# START OF Task inputs
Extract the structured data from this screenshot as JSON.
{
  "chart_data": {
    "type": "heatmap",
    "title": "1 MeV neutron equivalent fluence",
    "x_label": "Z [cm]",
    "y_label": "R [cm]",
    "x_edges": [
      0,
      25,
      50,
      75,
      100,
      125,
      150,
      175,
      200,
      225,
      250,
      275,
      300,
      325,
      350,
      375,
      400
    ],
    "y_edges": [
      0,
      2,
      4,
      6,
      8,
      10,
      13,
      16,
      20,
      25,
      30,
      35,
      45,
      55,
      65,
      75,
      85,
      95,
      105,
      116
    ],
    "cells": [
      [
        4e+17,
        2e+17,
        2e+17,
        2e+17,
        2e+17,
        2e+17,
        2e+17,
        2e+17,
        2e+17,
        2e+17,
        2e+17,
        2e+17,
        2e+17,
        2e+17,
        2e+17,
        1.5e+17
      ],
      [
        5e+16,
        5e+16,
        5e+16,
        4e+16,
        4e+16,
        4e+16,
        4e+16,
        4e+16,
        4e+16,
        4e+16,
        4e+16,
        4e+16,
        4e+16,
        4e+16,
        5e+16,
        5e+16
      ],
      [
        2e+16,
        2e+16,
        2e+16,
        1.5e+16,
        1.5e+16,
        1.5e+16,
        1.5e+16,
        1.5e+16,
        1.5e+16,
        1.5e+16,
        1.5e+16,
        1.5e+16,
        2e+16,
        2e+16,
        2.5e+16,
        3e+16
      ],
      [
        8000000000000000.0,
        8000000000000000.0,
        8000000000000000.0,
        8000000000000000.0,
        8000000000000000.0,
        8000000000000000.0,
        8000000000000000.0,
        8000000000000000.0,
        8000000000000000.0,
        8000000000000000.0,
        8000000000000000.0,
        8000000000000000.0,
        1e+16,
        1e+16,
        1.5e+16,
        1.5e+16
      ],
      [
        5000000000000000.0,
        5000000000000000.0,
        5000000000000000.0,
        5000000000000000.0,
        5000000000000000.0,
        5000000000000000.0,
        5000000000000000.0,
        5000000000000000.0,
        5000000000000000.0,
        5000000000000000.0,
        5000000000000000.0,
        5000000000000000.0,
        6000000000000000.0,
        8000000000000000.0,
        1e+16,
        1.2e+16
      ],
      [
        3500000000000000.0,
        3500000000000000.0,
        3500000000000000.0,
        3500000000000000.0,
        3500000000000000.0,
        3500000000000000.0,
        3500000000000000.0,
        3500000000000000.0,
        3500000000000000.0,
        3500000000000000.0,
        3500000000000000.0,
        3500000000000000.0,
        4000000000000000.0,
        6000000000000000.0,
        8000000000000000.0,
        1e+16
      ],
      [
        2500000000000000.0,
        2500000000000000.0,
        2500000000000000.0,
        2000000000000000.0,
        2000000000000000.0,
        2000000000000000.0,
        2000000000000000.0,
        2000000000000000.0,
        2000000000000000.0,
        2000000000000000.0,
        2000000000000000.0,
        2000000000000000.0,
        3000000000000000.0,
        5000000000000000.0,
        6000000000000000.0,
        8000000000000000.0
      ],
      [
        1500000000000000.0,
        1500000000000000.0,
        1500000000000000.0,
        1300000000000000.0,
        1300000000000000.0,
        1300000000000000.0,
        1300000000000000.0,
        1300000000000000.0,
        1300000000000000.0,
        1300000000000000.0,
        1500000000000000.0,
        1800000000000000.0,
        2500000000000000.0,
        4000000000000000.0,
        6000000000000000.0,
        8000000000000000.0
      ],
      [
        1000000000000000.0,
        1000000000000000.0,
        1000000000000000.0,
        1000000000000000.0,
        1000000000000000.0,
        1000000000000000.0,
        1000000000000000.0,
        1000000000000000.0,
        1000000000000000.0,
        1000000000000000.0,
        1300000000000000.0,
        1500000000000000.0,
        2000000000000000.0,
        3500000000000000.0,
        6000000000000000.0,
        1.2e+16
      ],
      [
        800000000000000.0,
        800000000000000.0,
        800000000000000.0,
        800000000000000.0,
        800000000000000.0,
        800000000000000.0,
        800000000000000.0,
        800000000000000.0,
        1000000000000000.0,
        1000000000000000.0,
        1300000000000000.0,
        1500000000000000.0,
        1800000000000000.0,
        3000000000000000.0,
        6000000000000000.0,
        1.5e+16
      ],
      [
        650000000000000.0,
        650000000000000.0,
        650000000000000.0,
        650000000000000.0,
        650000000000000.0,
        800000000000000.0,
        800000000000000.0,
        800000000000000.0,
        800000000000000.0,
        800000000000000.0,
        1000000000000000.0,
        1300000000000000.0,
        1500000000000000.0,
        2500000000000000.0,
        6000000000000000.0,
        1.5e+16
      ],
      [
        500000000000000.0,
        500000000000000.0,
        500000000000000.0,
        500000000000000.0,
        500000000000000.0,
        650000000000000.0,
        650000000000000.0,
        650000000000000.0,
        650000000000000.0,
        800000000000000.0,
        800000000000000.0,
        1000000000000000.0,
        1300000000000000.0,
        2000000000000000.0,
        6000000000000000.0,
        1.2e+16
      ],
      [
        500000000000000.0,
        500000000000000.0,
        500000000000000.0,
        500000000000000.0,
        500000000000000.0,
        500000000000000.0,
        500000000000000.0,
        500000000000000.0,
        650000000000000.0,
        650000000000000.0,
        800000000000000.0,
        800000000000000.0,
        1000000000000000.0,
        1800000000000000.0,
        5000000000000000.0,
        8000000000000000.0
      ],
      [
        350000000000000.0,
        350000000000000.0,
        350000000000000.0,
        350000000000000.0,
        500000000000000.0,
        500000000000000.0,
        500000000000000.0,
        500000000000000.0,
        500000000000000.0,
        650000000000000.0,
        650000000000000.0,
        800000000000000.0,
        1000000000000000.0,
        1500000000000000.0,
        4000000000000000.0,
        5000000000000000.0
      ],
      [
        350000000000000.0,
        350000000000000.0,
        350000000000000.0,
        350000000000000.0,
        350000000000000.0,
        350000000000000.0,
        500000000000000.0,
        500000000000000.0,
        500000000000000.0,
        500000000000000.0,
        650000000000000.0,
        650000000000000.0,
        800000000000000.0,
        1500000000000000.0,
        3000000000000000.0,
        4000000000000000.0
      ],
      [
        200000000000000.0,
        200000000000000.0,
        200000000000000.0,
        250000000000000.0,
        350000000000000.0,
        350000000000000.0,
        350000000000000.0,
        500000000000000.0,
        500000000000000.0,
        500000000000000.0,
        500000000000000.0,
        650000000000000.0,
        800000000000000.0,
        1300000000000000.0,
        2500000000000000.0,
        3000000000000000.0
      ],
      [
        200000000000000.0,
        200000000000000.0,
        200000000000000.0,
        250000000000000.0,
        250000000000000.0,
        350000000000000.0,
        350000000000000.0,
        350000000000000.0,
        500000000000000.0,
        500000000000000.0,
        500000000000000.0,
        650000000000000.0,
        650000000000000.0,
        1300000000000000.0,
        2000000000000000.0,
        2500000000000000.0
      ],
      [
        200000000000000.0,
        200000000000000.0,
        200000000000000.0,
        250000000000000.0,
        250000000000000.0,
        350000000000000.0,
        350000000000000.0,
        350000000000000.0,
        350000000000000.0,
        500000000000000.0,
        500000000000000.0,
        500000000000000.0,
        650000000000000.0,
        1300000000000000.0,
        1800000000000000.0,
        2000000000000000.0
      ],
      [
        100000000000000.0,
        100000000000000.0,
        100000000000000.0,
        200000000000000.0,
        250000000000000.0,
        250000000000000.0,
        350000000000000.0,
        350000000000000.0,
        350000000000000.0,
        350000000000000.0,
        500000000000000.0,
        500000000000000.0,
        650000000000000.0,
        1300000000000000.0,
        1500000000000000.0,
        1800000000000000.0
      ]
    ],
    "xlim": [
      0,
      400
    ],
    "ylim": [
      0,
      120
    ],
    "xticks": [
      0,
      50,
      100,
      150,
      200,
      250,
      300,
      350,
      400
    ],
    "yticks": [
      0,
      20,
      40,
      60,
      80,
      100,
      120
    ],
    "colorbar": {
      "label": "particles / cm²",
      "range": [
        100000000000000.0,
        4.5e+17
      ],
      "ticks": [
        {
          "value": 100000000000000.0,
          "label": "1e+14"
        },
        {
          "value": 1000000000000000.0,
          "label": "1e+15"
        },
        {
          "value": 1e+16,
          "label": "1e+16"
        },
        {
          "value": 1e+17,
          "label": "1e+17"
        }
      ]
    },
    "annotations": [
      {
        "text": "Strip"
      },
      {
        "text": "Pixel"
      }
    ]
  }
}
# END OF Task inputs
Given instruction:
For the material, find the number of lines holding the word "value" and give that figure and nothing more.

Final result:
4